• Written instruction
Copy every line of the records below word for word, keeping each character and number as it is.
-- Start of Provided data --
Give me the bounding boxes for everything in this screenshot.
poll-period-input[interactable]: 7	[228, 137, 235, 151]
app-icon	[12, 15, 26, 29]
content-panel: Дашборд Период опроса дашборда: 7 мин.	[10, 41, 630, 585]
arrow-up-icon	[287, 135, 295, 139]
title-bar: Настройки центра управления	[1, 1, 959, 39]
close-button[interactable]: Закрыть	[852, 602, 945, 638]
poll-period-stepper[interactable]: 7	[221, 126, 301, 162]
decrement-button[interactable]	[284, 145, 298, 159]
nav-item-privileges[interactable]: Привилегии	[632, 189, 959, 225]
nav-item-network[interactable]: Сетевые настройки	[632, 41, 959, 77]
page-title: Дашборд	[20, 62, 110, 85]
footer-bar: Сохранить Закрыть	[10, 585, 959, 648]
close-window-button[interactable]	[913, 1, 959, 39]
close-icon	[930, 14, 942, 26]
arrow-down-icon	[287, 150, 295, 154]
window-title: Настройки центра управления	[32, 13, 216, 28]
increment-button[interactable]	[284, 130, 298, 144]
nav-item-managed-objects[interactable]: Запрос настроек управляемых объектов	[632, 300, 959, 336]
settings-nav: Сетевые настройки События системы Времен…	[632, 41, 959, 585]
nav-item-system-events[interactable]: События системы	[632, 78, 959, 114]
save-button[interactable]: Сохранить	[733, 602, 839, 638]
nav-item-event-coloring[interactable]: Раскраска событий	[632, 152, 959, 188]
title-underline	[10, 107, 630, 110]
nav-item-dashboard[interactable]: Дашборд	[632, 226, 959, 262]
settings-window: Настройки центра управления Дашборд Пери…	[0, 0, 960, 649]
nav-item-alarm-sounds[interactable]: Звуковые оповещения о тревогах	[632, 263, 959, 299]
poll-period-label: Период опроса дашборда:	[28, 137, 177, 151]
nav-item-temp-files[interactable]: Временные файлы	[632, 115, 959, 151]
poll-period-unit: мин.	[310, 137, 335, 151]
-- End of Provided data --
• Output for this task
Give me the bounding boxes for everything in this screenshot.
poll-period-input[interactable]: 7	[228, 137, 235, 151]
app-icon	[12, 15, 26, 29]
content-panel: Дашборд Период опроса дашборда: 7 мин.	[10, 41, 630, 585]
arrow-up-icon	[287, 135, 295, 139]
title-bar: Настройки центра управления	[1, 1, 959, 39]
close-button[interactable]: Закрыть	[852, 602, 945, 638]
poll-period-stepper[interactable]: 7	[221, 126, 301, 162]
decrement-button[interactable]	[284, 145, 298, 159]
nav-item-privileges[interactable]: Привилегии	[632, 189, 959, 225]
nav-item-network[interactable]: Сетевые настройки	[632, 41, 959, 77]
page-title: Дашборд	[20, 62, 110, 85]
footer-bar: Сохранить Закрыть	[10, 585, 959, 648]
close-window-button[interactable]	[913, 1, 959, 39]
close-icon	[930, 14, 942, 26]
arrow-down-icon	[287, 150, 295, 154]
window-title: Настройки центра управления	[32, 13, 216, 28]
increment-button[interactable]	[284, 130, 298, 144]
nav-item-managed-objects[interactable]: Запрос настроек управляемых объектов	[632, 300, 959, 336]
settings-nav: Сетевые настройки События системы Времен…	[632, 41, 959, 585]
nav-item-system-events[interactable]: События системы	[632, 78, 959, 114]
save-button[interactable]: Сохранить	[733, 602, 839, 638]
nav-item-event-coloring[interactable]: Раскраска событий	[632, 152, 959, 188]
title-underline	[10, 107, 630, 110]
nav-item-dashboard[interactable]: Дашборд	[632, 226, 959, 262]
settings-window: Настройки центра управления Дашборд Пери…	[0, 0, 960, 649]
nav-item-alarm-sounds[interactable]: Звуковые оповещения о тревогах	[632, 263, 959, 299]
poll-period-label: Период опроса дашборда:	[28, 137, 177, 151]
nav-item-temp-files[interactable]: Временные файлы	[632, 115, 959, 151]
poll-period-unit: мин.	[310, 137, 335, 151]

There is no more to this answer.